• **To be done**
Lay out the lines from the very first one up to and including the line with "title-chevron-icon[interactable]: ⌄ xyxy=(627,50,636,63)" as a Markdown table with the columns Row and Line, skipping any blank lines.

(Listings of boxed layout items)
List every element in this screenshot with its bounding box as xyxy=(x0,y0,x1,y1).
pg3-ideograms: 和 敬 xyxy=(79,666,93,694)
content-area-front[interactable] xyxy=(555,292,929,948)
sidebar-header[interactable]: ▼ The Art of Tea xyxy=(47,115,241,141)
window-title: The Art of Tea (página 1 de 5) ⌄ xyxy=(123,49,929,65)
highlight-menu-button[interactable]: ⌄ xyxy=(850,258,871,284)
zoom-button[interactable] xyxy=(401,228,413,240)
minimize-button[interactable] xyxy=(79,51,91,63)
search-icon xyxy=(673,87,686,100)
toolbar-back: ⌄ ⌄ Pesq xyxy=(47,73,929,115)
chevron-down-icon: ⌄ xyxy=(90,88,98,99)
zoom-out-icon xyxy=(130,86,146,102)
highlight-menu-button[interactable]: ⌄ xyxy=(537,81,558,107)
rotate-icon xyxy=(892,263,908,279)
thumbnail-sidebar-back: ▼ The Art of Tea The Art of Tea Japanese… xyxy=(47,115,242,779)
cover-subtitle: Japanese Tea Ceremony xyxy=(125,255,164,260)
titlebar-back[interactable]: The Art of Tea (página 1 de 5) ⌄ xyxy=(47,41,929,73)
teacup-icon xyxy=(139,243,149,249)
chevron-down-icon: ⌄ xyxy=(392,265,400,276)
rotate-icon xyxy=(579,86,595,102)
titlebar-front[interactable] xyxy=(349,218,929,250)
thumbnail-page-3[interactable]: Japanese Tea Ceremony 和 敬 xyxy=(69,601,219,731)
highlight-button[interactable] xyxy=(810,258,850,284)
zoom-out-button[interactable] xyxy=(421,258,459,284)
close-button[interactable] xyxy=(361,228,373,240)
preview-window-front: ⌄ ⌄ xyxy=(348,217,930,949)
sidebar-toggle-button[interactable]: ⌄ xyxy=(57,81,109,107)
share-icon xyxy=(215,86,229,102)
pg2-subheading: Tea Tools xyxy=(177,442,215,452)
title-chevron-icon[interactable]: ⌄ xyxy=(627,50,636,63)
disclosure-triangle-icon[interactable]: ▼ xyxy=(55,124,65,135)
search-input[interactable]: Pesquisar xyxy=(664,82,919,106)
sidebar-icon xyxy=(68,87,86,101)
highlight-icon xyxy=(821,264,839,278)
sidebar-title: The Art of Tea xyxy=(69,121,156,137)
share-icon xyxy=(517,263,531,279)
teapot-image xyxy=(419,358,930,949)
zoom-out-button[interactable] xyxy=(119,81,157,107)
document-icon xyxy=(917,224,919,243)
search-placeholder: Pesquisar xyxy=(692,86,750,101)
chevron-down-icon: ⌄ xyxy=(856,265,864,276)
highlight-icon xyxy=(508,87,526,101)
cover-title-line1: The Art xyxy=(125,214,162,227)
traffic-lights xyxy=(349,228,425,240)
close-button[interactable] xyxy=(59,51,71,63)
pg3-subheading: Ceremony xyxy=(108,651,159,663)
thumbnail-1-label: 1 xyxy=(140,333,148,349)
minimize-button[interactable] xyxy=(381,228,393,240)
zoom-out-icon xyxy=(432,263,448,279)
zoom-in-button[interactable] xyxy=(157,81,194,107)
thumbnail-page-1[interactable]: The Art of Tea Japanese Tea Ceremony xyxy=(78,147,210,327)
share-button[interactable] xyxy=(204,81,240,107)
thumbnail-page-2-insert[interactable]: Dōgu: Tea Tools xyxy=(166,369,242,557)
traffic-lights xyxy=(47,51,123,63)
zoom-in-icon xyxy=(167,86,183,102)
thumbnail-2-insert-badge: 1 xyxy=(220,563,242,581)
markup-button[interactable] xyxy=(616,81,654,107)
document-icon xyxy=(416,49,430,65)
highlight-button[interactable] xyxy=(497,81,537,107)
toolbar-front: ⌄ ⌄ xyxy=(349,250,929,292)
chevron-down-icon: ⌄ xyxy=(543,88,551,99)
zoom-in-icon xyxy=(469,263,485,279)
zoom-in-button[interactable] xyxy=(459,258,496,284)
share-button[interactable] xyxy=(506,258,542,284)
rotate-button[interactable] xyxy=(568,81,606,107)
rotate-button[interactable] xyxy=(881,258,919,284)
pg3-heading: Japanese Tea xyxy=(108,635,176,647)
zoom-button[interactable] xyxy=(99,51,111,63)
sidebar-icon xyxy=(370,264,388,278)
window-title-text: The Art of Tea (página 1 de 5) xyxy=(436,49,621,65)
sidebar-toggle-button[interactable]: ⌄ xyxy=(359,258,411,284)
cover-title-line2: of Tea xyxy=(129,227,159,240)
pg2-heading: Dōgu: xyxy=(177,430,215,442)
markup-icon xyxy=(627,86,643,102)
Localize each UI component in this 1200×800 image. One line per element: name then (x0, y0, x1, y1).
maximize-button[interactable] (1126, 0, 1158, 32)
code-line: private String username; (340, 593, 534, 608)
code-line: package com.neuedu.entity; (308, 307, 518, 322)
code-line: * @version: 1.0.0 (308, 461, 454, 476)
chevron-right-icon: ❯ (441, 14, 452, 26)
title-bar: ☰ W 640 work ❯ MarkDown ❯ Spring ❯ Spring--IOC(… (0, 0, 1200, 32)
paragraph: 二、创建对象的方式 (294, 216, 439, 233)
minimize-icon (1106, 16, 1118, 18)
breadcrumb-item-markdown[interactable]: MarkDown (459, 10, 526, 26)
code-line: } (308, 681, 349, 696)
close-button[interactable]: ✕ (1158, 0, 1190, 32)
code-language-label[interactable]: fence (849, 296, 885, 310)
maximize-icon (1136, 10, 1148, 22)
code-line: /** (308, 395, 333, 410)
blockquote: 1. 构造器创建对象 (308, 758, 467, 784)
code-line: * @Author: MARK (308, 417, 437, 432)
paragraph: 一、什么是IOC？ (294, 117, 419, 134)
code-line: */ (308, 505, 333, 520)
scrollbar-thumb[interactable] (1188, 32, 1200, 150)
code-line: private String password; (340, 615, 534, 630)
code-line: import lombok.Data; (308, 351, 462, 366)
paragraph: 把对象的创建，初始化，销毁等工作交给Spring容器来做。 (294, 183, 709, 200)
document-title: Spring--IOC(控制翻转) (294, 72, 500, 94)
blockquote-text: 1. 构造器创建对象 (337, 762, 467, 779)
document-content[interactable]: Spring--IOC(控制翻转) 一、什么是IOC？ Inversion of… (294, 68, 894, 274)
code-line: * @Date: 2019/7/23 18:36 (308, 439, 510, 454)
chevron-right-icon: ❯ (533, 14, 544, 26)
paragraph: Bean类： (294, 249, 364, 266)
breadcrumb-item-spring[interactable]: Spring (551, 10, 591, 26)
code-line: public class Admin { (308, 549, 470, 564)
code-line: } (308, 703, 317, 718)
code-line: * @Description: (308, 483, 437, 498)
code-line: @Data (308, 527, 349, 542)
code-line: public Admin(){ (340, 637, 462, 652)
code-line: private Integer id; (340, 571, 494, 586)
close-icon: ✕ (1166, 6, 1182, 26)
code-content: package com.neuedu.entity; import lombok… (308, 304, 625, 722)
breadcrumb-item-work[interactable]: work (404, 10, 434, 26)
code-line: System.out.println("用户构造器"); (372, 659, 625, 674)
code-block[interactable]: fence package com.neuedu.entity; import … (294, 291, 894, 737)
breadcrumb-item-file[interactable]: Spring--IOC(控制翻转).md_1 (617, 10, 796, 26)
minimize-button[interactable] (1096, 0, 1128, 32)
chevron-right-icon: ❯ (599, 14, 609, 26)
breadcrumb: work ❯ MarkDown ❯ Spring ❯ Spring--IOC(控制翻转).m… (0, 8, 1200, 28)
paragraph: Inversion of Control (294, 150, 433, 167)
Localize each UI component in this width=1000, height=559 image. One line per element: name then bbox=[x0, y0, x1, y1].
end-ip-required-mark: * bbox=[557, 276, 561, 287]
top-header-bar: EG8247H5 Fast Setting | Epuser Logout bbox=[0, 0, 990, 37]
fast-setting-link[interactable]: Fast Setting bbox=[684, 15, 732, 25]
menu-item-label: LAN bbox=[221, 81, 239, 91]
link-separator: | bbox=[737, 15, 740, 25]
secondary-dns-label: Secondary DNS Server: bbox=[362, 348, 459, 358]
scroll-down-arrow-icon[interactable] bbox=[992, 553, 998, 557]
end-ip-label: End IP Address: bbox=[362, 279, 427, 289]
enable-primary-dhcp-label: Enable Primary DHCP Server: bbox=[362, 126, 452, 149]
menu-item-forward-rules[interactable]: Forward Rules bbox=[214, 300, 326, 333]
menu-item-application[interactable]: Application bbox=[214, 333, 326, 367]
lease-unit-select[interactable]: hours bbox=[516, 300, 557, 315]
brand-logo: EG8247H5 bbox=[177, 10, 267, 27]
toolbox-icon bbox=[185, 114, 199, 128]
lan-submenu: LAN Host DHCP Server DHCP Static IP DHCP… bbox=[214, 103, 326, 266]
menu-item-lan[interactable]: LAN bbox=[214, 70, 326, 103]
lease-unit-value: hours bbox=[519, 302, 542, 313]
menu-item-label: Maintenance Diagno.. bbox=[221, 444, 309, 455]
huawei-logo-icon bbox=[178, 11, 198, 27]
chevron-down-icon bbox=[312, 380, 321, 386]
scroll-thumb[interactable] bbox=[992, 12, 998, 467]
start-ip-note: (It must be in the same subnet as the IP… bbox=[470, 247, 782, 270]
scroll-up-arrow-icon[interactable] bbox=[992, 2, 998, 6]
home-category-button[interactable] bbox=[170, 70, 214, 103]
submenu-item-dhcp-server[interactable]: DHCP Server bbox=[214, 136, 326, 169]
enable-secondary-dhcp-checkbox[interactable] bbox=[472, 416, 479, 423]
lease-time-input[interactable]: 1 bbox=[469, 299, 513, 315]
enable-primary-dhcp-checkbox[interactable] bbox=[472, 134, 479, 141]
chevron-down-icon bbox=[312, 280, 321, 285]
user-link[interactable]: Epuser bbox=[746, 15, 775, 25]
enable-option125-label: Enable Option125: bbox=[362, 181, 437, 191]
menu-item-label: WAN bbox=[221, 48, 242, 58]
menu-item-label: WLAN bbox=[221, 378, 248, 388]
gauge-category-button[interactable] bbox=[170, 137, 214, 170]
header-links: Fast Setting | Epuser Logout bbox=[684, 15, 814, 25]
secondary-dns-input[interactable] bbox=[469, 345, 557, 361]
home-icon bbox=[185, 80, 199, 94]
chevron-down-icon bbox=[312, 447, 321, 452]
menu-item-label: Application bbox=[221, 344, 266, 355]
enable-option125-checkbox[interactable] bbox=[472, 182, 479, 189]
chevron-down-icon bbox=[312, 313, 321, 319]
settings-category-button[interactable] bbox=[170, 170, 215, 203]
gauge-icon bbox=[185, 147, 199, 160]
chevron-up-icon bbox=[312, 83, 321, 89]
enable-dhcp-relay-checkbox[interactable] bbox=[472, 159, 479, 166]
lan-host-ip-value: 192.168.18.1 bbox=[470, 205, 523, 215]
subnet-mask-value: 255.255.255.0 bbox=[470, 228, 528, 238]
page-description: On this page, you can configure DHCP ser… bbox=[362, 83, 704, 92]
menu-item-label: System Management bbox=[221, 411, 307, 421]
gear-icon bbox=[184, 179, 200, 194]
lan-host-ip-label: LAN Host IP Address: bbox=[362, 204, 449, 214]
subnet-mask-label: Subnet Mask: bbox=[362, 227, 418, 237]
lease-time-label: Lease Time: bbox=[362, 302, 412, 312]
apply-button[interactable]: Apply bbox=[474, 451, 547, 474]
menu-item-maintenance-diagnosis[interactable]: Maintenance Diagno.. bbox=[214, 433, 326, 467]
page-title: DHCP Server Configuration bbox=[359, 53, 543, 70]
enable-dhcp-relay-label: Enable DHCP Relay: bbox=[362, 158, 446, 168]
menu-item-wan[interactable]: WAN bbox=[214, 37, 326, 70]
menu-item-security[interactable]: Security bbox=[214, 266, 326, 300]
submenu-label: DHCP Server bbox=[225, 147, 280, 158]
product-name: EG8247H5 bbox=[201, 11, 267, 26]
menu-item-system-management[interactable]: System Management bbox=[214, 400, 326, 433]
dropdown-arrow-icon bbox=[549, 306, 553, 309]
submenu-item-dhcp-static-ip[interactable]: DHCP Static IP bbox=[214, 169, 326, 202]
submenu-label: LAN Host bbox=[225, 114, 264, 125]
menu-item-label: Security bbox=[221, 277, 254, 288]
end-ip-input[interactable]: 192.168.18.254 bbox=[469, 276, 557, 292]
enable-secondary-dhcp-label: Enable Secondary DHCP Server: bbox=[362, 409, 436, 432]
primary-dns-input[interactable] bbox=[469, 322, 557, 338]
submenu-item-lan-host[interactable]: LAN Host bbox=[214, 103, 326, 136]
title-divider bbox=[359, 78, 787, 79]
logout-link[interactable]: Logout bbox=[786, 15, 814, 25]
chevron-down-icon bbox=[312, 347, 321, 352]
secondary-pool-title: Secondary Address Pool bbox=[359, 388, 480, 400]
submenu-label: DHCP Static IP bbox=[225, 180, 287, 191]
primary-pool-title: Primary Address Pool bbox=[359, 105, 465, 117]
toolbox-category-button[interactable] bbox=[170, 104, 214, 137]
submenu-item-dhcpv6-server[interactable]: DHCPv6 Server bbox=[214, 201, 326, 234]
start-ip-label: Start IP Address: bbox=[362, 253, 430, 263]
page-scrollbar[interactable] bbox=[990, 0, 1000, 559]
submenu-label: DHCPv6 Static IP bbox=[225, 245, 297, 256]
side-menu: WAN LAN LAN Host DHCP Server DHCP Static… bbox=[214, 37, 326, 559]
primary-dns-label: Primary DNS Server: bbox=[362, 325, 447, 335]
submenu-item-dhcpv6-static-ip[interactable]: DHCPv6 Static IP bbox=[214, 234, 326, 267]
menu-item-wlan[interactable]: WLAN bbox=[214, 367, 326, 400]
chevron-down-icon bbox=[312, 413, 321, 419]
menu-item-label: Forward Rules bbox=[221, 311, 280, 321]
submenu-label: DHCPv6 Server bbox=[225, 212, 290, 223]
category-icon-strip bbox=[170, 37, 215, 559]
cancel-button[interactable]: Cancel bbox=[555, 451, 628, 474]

• **The result**
| Row | Line |
|---|---|
| 1 | List every element in this screenshot with its bounding box as xyxy=(x0,y0,x1,y1). |
| 2 | pg3-ideograms: 和 敬 xyxy=(79,666,93,694) |
| 3 | content-area-front[interactable] xyxy=(555,292,929,948) |
| 4 | sidebar-header[interactable]: ▼ The Art of Tea xyxy=(47,115,241,141) |
| 5 | window-title: The Art of Tea (página 1 de 5) ⌄ xyxy=(123,49,929,65) |
| 6 | highlight-menu-button[interactable]: ⌄ xyxy=(850,258,871,284) |
| 7 | zoom-button[interactable] xyxy=(401,228,413,240) |
| 8 | minimize-button[interactable] xyxy=(79,51,91,63) |
| 9 | search-icon xyxy=(673,87,686,100) |
| 10 | toolbar-back: ⌄ ⌄ Pesq xyxy=(47,73,929,115) |
| 11 | chevron-down-icon: ⌄ xyxy=(90,88,98,99) |
| 12 | zoom-out-icon xyxy=(130,86,146,102) |
| 13 | highlight-menu-button[interactable]: ⌄ xyxy=(537,81,558,107) |
| 14 | rotate-icon xyxy=(892,263,908,279) |
| 15 | thumbnail-sidebar-back: ▼ The Art of Tea The Art of Tea Japanese… xyxy=(47,115,242,779) |
| 16 | cover-subtitle: Japanese Tea Ceremony xyxy=(125,255,164,260) |
| 17 | titlebar-back[interactable]: The Art of Tea (página 1 de 5) ⌄ xyxy=(47,41,929,73) |
| 18 | teacup-icon xyxy=(139,243,149,249) |
| 19 | chevron-down-icon: ⌄ xyxy=(392,265,400,276) |
| 20 | rotate-icon xyxy=(579,86,595,102) |
| 21 | titlebar-front[interactable] xyxy=(349,218,929,250) |
| 22 | thumbnail-page-3[interactable]: Japanese Tea Ceremony 和 敬 xyxy=(69,601,219,731) |
| 23 | highlight-button[interactable] xyxy=(810,258,850,284) |
| 24 | zoom-out-button[interactable] xyxy=(421,258,459,284) |
| 25 | close-button[interactable] xyxy=(361,228,373,240) |
| 26 | preview-window-front: ⌄ ⌄ xyxy=(348,217,930,949) |
| 27 | sidebar-toggle-button[interactable]: ⌄ xyxy=(57,81,109,107) |
| 28 | share-icon xyxy=(215,86,229,102) |
| 29 | pg2-subheading: Tea Tools xyxy=(177,442,215,452) |
| 30 | title-chevron-icon[interactable]: ⌄ xyxy=(627,50,636,63) |